Brief 1> Copy out the entries line for line, starting at their first line and ending at the line containing "nav-category-3[interactable]: Category 3: [418, 20, 498, 35]".

#### Text segment

This is what I said to myself this morning when I hit page 6 of the New York Times. Here was another moral crisis, beyond my power, that I nevertheless felt compelled to follow.
Every day, if you care at all about the fate of humanity, you come across a remote outpost somewhere on earth where crisis, injustice, an act of God or the iron fist of tyranny require you to pay heed and study up. I’ve had this problem since sixth grade, when Sister Caritas assigned me to do a report on Eritrea.
What the heck was Eritrea?
Of course, I found out. Eritrea was — and still is — an impoverished nation in the horn of Africa that shares a hostile border with Ethiopia. My report came pretty much totally from the Encyclopedia Brittanica. It was superficial and non-contemporaneous but thorough enough to garner an “A.” However, the long-term effect was to plant in my conscience an undying curiosity about not just Eritrea but also Ethiopia next door, Liberia on the west coast, Tanganyika, Cameroon and Upper Volta — the whole of tragic, battered, black and Arab Africa.
In high school, this need-to-know gnawed deeper into my psyche when famine and genocide erupted in Biafra. Africa-angst became a lifelong obligation. Not that I could do much about Africa’s travails, but I felt a duty to at least notice.
Then it spread. My newspaper compulsion — sometimes three or four a day — made me aware of heartbreak on every continent, even Antarctica (the extinction of the great auk!). I followed the Hungarian uprising — even read Michener’s chilling chronicle of that tragedy, The Bridge at Andau — and the Prague Spring, the war in Cyprus, the evacuations of Eniwetok, the overthrow of Allende, the postage stamps of San Marino, all that tsuris.
The unintended consequence of this guilty need to keep track and give a damn means that every morning’s trip through the Times (and the State Journal) (and the Post) is a sort of daily minefield where I find myself having to dredge up empathy over some new travesty, atrocity or conflagration halfway around the world.

########

Brief 2> Write what comes next in the essay about following distant world crises in the newspapers.

#### Supplied information

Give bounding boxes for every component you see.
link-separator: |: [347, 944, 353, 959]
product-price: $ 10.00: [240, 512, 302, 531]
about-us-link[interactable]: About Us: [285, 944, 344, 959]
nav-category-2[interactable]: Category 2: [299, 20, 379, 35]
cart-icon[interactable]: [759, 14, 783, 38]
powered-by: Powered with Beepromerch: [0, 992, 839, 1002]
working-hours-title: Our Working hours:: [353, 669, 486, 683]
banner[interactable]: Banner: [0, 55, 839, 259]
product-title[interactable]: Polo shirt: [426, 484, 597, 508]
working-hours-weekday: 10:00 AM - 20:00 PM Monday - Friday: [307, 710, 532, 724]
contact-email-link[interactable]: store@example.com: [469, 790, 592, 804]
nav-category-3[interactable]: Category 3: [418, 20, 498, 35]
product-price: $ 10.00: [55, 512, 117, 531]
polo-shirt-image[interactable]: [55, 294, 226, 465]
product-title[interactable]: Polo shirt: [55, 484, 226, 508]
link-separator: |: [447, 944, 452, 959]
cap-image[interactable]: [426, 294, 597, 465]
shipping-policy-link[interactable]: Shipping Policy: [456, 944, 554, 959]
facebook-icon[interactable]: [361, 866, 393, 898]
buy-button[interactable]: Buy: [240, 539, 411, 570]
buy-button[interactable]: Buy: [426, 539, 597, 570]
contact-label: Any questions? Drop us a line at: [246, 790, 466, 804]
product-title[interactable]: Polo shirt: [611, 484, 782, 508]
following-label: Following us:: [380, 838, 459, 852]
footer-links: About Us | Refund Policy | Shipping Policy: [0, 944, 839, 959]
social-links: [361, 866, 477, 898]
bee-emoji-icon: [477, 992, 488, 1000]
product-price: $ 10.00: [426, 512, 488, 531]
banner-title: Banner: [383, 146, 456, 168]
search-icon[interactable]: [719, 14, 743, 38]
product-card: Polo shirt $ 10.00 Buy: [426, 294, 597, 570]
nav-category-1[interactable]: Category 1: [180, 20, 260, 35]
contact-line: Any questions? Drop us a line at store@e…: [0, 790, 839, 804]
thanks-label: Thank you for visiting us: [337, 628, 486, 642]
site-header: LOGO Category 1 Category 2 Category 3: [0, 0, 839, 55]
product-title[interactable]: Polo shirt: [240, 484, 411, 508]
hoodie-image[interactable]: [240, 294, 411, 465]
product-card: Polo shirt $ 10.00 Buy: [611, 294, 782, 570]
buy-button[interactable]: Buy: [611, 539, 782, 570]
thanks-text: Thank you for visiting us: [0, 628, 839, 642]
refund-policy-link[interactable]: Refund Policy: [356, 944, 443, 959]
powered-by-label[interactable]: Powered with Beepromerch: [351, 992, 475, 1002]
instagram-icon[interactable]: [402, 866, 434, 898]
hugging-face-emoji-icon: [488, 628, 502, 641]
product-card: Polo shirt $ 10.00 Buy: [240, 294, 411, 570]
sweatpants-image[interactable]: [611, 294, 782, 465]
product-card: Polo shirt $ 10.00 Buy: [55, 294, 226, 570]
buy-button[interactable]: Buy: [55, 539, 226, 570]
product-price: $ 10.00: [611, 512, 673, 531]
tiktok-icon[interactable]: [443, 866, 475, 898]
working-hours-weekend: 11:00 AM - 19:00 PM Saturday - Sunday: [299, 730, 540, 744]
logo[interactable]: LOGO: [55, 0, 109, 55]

########

Exercise result 1>
Give bounding boxes for every component you see.
link-separator: |: [347, 944, 353, 959]
product-price: $ 10.00: [240, 512, 302, 531]
about-us-link[interactable]: About Us: [285, 944, 344, 959]
nav-category-2[interactable]: Category 2: [299, 20, 379, 35]
cart-icon[interactable]: [759, 14, 783, 38]
powered-by: Powered with Beepromerch: [0, 992, 839, 1002]
working-hours-title: Our Working hours:: [353, 669, 486, 683]
banner[interactable]: Banner: [0, 55, 839, 259]
product-title[interactable]: Polo shirt: [426, 484, 597, 508]
working-hours-weekday: 10:00 AM - 20:00 PM Monday - Friday: [307, 710, 532, 724]
contact-email-link[interactable]: store@example.com: [469, 790, 592, 804]
nav-category-3[interactable]: Category 3: [418, 20, 498, 35]

Exercise result 2>
Today, it was Sri Lanka, where suddenly a tiff among three corrupt big shots named Sirisena, Rajapaksa and Wickremeshinghe is threatening the whole structure of a fragile democracy. If they can’t settle their hash, Sri Lanka goes all to hell in a laksha ricebowl. And all I can do is think, “Jeez, guys! Come on!”
Even before my Sri Lanka dilemma, my conscience got bruised — on page 4 — by the mess in Myanmar. The governments of Bangladesh and Myanmar are planning to move 2,200 Muslim Rohingya refugees from a camp in Bangladesh back to the Myanmar “killing grounds” where army troops and Buddhist vigilantes slaughtered and raped 10,000 of them. The scale of this horror, impossible for me to truly grasp, is summed up in the fact that the Rohingya would rather linger in Bangladesh, one of the most wretched backwaters on earth, than go home.
Page 6 is another refugee story — about the “caravan” shuffling north from Honduras with futile hopes for asylum in Trump’s hate-drenched, anti-migrant America. There’s irony here, because the 5,600 US Army troops deployed to the border to stop these marauding paupers, is clustered around Brownsville, Texas. Alas, the exhausted “invaders” are in Tijuana, 1,259 miles away.
Also, I notice in this story that verb-challenged authors Kirk Semple and Elizabeth Malkin used the term “sheered off,” when they meant “sheared off” and should’ve written “veered off.” Their editor missed it.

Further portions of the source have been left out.